Extracted data:
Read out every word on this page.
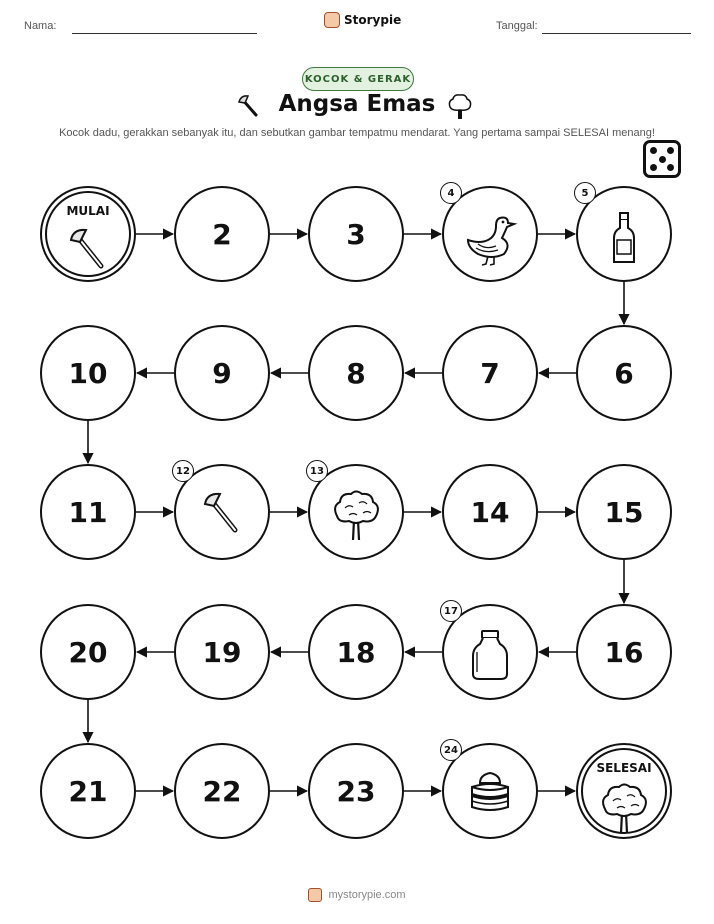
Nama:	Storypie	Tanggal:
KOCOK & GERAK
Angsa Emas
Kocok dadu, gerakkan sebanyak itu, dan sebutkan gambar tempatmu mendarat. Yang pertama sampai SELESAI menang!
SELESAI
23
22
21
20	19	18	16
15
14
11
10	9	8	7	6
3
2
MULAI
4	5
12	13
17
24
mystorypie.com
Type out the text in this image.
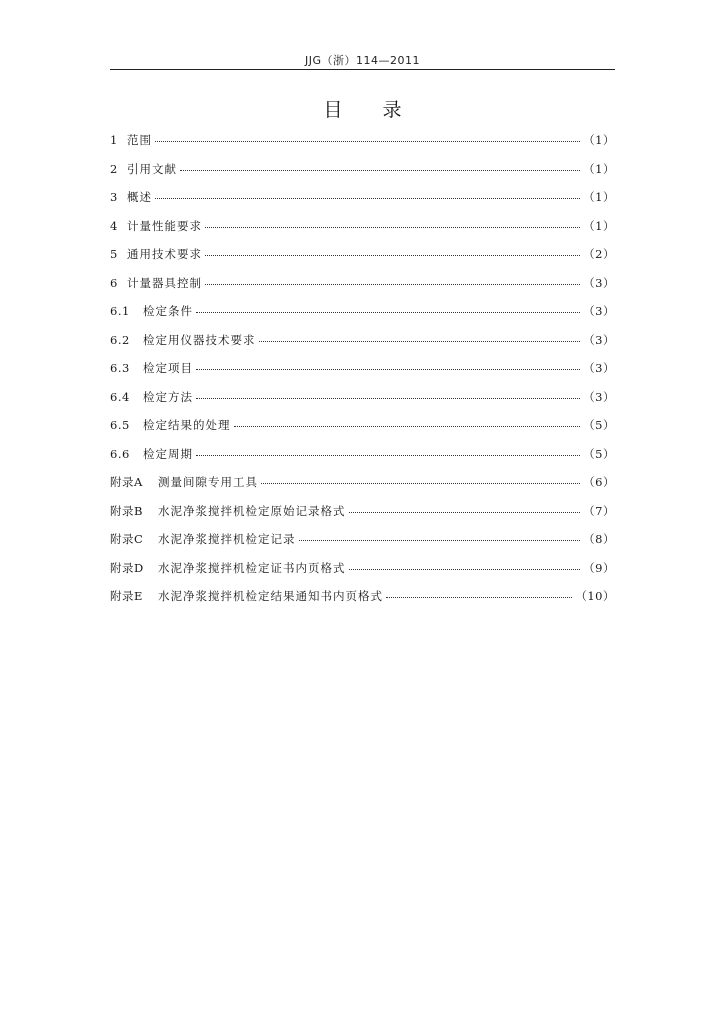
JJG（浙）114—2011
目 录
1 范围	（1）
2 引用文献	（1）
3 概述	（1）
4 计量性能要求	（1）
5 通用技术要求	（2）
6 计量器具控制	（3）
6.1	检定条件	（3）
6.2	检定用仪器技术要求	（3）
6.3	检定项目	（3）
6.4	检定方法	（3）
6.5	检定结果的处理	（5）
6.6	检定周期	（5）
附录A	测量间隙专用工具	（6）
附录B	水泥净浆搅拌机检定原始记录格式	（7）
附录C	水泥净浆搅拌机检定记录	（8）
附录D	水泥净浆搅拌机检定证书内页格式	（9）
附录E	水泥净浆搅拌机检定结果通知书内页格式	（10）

Direction: Pass over all pictures while writing out the lines from the line with "Type out the text in this image." through the last line exactly.

Worked solution:
Type out the text in this image.
JJG（浙）114—2011
目 录
1 范围	（1）
2 引用文献	（1）
3 概述	（1）
4 计量性能要求	（1）
5 通用技术要求	（2）
6 计量器具控制	（3）
6.1	检定条件	（3）
6.2	检定用仪器技术要求	（3）
6.3	检定项目	（3）
6.4	检定方法	（3）
6.5	检定结果的处理	（5）
6.6	检定周期	（5）
附录A	测量间隙专用工具	（6）
附录B	水泥净浆搅拌机检定原始记录格式	（7）
附录C	水泥净浆搅拌机检定记录	（8）
附录D	水泥净浆搅拌机检定证书内页格式	（9）
附录E	水泥净浆搅拌机检定结果通知书内页格式	（10）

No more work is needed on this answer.